### [Short problem]
In the material below, identify each line bearing the word "screenshot". Reproduce those lines.

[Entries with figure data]
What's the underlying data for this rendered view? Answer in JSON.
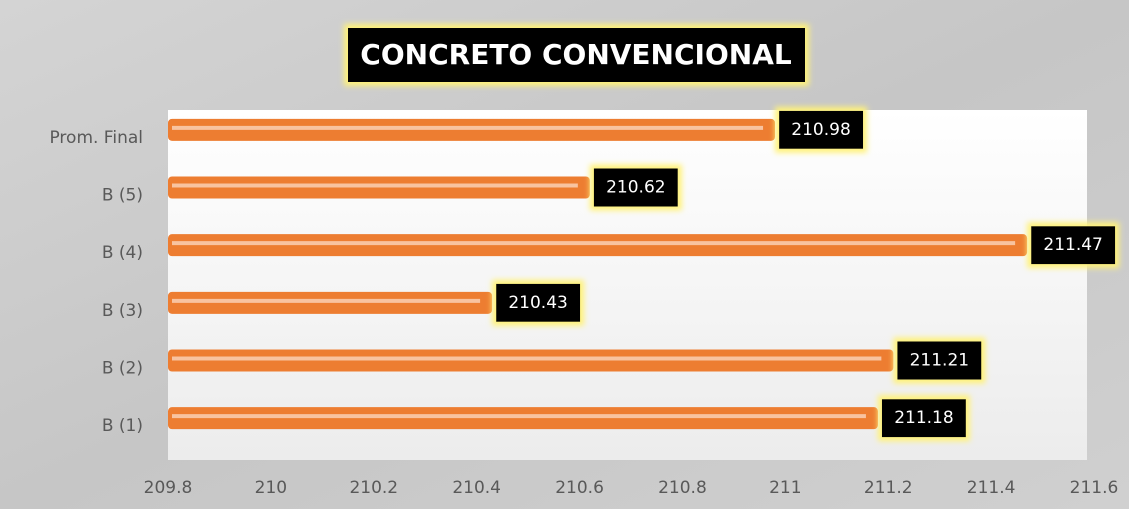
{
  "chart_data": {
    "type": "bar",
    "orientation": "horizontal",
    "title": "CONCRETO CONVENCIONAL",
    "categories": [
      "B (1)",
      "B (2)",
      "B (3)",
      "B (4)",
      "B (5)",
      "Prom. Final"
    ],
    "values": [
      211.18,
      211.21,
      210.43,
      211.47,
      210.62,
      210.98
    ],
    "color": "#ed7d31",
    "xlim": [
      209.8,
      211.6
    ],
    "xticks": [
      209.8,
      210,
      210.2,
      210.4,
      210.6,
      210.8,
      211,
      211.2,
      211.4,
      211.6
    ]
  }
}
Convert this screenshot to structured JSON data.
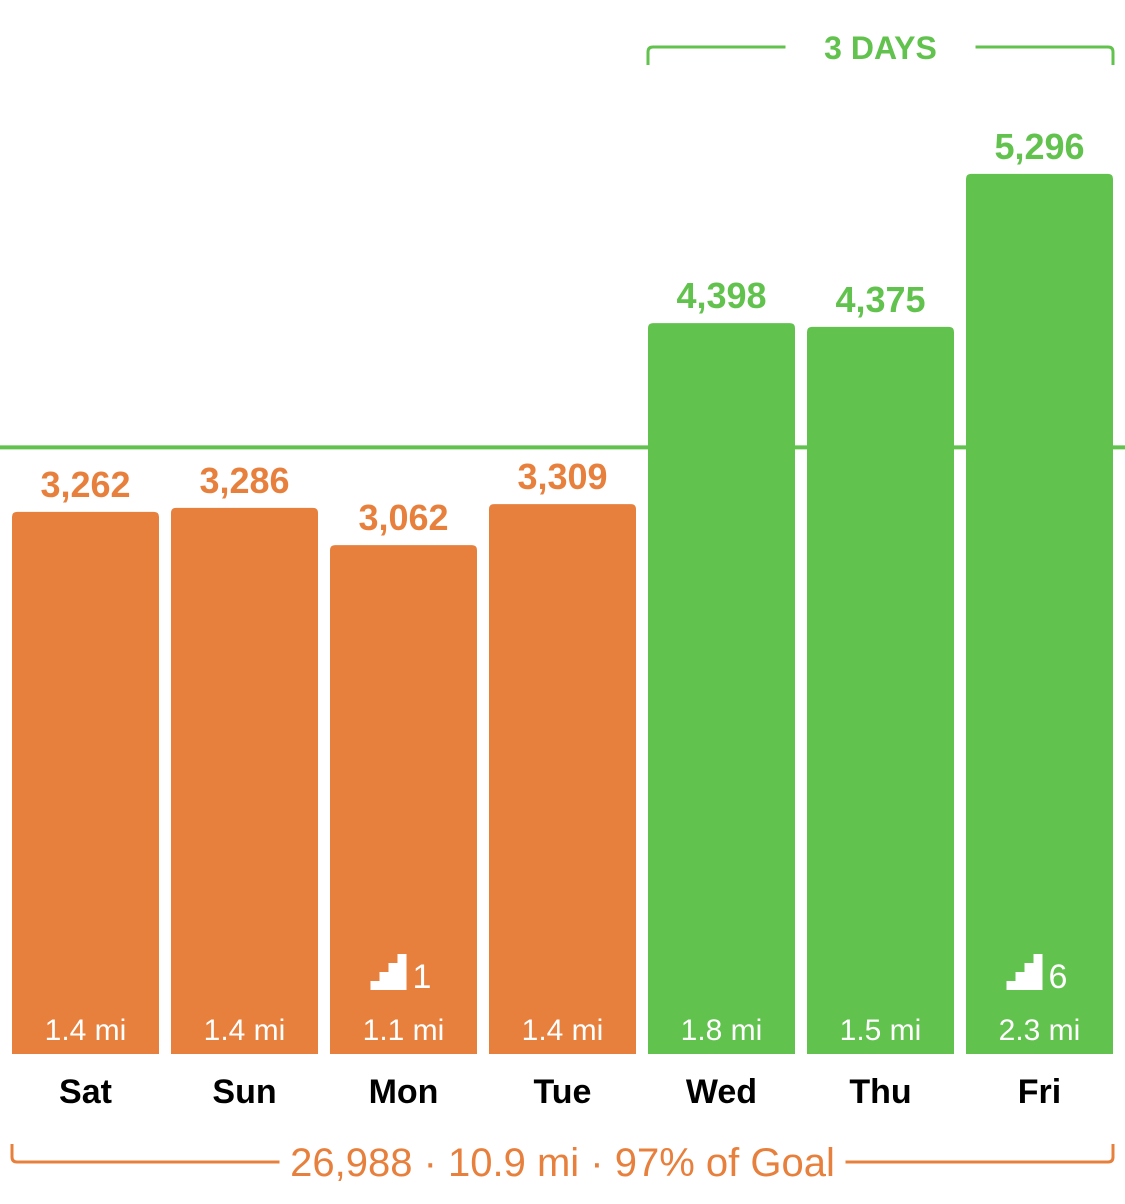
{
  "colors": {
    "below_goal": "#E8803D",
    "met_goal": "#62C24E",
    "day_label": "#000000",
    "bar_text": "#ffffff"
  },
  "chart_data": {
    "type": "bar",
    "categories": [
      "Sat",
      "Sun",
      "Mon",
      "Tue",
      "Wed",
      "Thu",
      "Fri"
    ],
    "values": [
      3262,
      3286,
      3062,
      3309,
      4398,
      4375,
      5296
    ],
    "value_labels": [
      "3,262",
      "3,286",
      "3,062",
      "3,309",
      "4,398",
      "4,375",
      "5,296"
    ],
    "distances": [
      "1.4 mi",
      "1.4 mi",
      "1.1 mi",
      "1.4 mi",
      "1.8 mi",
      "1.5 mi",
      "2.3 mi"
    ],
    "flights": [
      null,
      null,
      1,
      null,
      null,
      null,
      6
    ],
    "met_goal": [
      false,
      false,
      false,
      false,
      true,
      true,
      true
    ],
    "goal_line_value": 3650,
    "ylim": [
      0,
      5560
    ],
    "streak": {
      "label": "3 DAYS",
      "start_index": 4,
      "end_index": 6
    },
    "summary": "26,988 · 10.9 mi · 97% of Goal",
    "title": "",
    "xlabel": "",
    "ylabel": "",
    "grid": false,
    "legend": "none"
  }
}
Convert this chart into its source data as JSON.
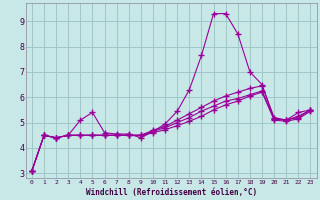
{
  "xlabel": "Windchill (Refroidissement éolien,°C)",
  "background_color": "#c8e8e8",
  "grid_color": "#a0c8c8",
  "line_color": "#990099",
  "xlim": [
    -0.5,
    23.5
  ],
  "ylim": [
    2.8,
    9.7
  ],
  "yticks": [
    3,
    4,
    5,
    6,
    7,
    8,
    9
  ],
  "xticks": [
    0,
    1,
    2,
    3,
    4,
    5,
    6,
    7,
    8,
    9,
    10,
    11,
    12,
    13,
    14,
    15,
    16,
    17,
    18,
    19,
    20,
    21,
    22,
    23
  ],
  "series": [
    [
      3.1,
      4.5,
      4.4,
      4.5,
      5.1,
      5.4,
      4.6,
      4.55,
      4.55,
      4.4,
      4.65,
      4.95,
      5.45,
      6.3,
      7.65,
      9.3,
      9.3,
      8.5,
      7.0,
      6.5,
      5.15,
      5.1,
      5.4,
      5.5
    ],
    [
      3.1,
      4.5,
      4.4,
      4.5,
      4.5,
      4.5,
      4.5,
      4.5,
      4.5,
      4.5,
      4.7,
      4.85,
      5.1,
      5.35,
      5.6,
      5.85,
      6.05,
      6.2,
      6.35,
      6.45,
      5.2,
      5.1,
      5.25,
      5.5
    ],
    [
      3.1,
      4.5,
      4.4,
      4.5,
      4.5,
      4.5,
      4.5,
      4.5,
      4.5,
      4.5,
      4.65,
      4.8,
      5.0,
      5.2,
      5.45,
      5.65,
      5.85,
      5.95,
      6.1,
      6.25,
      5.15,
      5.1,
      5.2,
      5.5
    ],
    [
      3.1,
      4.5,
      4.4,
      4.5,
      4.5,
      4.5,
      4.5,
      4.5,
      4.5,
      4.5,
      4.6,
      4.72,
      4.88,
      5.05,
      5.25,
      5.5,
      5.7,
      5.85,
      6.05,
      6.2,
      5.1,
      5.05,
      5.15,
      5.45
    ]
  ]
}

* * *

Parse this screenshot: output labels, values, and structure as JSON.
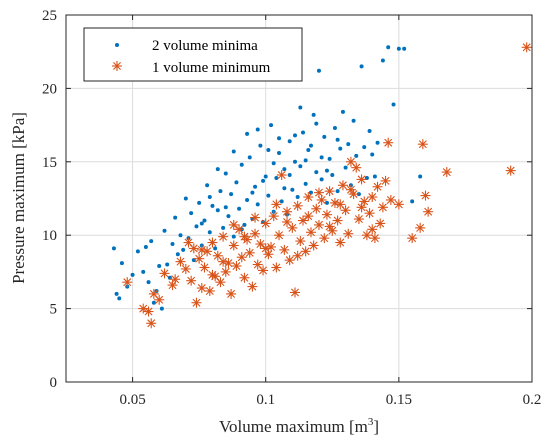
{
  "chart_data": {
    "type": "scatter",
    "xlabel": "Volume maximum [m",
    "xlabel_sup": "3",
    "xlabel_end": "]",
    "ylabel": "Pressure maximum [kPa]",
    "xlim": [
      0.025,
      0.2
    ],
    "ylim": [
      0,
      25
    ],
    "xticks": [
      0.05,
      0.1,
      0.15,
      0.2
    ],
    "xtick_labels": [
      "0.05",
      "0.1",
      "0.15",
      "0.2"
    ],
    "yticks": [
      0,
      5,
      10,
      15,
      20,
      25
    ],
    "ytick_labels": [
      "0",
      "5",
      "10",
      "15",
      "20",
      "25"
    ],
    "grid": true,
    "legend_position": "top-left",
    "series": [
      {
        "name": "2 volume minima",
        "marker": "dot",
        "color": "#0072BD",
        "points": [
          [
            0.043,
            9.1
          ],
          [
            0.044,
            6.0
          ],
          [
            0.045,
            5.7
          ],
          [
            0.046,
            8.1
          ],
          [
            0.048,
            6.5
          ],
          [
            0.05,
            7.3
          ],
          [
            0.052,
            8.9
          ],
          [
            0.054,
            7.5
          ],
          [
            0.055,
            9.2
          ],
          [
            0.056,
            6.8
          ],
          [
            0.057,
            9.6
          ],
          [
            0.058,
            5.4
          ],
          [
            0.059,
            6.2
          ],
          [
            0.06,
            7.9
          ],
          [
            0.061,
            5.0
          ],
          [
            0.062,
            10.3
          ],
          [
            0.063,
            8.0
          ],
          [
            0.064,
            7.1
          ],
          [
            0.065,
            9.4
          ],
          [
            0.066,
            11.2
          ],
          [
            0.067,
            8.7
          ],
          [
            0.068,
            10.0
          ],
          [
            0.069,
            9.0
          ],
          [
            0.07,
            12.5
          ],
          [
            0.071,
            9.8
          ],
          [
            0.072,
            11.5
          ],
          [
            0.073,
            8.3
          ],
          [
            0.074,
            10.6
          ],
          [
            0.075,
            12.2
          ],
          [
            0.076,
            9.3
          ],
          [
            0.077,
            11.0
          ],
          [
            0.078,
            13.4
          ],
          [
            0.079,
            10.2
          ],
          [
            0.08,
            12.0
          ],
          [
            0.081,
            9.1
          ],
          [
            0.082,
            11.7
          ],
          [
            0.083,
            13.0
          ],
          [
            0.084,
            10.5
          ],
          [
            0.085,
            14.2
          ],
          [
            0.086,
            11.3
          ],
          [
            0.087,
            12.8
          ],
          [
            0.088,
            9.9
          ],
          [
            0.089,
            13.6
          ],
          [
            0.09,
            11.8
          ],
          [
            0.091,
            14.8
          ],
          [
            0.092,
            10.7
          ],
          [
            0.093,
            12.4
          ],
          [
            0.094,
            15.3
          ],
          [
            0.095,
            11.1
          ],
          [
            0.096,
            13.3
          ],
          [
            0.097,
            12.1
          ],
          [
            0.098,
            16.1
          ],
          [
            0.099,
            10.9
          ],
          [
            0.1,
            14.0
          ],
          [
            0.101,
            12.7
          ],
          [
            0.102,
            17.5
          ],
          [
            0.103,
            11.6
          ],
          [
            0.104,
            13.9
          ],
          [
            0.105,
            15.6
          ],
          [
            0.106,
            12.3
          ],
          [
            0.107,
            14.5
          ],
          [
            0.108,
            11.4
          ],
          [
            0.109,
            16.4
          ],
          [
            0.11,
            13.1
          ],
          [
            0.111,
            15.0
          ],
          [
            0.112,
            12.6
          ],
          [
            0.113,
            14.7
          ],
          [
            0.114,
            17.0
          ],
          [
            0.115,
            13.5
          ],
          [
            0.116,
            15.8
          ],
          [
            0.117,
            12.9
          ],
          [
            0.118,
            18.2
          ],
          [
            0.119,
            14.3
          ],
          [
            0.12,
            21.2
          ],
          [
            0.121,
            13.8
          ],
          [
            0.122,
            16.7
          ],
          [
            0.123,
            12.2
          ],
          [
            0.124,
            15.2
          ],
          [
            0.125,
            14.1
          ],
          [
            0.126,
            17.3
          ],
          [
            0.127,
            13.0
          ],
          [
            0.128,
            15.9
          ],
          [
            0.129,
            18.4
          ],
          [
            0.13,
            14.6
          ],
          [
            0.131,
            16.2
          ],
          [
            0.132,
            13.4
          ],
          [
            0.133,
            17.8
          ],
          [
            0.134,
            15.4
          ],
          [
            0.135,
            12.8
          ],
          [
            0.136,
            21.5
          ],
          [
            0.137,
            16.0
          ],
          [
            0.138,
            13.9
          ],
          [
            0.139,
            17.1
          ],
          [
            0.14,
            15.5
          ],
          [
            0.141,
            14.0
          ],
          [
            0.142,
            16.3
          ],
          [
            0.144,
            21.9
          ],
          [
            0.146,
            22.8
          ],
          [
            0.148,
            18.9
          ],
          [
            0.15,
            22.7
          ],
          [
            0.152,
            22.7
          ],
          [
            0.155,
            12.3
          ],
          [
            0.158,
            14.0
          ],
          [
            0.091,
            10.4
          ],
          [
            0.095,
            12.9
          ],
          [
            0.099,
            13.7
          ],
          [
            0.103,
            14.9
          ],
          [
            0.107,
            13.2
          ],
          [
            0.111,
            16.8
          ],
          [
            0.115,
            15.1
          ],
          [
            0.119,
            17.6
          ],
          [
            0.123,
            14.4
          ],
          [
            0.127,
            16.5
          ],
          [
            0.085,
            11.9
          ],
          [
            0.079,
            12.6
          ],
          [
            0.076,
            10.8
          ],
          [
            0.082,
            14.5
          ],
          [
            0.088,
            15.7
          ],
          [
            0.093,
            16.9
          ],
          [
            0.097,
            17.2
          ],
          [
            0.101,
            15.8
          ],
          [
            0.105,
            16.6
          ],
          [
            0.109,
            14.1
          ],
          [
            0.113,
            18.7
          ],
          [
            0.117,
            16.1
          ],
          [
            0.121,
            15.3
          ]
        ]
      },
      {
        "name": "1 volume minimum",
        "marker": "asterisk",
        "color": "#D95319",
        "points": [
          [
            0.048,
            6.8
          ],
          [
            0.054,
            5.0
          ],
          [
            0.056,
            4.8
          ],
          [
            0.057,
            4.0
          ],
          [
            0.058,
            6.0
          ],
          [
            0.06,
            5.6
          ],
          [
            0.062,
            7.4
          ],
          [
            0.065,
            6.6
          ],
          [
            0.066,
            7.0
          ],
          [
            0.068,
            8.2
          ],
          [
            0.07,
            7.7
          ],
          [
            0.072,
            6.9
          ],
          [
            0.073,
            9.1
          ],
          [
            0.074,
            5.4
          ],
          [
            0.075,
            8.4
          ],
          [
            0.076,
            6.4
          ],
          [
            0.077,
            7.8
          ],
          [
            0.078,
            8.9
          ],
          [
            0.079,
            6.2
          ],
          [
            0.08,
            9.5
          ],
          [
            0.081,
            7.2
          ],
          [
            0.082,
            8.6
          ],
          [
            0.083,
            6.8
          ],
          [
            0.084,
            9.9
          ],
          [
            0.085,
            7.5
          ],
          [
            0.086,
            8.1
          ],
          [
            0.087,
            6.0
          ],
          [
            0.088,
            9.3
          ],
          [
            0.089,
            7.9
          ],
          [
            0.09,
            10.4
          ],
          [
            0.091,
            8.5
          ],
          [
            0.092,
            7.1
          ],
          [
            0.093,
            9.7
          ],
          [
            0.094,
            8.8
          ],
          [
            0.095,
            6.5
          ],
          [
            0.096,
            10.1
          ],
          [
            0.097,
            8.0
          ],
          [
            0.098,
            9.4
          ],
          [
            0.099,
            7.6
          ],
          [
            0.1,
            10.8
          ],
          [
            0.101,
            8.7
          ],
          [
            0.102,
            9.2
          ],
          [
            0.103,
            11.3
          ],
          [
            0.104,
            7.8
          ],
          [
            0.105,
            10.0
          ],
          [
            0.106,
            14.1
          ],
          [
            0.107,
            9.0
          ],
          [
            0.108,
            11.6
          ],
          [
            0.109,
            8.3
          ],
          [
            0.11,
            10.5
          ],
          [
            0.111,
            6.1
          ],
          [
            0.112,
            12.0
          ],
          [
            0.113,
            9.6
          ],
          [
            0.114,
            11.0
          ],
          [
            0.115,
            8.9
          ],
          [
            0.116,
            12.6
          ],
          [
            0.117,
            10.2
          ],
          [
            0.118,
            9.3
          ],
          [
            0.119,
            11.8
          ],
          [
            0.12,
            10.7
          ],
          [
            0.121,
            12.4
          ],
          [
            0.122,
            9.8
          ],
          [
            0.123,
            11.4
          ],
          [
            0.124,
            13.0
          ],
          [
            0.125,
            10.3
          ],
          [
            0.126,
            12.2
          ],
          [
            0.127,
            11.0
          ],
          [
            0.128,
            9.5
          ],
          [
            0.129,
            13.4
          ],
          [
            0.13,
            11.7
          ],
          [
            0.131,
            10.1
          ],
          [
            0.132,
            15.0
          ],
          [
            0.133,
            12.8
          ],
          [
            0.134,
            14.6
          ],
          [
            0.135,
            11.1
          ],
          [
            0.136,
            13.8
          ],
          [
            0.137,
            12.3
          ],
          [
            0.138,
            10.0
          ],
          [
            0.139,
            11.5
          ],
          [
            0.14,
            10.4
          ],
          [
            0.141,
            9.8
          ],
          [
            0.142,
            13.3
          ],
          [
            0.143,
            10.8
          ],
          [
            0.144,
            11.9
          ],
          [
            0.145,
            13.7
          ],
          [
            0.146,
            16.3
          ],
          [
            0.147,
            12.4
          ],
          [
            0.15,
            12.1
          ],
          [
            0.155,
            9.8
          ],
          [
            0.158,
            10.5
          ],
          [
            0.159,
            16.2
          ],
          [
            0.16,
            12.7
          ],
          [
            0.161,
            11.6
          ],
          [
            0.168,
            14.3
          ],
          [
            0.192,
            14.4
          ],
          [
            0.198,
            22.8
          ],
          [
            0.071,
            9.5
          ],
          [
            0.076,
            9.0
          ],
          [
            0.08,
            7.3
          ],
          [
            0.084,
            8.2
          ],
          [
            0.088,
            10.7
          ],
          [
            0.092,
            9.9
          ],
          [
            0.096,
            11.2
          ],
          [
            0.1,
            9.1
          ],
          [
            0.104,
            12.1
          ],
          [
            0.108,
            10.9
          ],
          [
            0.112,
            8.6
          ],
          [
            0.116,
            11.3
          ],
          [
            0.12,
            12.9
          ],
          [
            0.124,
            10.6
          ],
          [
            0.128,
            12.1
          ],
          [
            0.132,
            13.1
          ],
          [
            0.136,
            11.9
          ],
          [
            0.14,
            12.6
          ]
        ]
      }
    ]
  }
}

---

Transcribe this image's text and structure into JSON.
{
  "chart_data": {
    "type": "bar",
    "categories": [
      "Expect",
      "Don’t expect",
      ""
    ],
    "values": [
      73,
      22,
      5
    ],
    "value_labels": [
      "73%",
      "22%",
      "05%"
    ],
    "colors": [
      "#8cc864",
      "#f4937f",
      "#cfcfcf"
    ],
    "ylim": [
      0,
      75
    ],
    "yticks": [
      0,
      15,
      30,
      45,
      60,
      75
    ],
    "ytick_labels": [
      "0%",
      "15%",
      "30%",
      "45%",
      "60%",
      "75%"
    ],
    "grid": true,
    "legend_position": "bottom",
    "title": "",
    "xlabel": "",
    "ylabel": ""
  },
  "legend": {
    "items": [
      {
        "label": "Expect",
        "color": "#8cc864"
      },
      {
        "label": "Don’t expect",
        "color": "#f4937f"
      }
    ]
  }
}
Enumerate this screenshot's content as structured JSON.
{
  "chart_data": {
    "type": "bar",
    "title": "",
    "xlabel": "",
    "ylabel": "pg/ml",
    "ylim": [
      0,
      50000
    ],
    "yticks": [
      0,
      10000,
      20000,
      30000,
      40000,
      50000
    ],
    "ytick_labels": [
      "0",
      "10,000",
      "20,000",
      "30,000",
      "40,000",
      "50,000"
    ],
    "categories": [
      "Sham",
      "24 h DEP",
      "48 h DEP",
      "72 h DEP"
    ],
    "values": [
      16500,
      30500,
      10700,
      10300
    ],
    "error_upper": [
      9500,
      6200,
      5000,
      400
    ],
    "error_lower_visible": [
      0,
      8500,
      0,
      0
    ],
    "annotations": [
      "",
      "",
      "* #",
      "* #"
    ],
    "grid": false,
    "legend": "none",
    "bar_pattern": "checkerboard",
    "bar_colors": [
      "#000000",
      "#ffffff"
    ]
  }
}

### [Response below]
Convert this screenshot to structured JSON data.
Parse this screenshot: output labels, values, and structure as JSON.
Enumerate this screenshot's content as structured JSON.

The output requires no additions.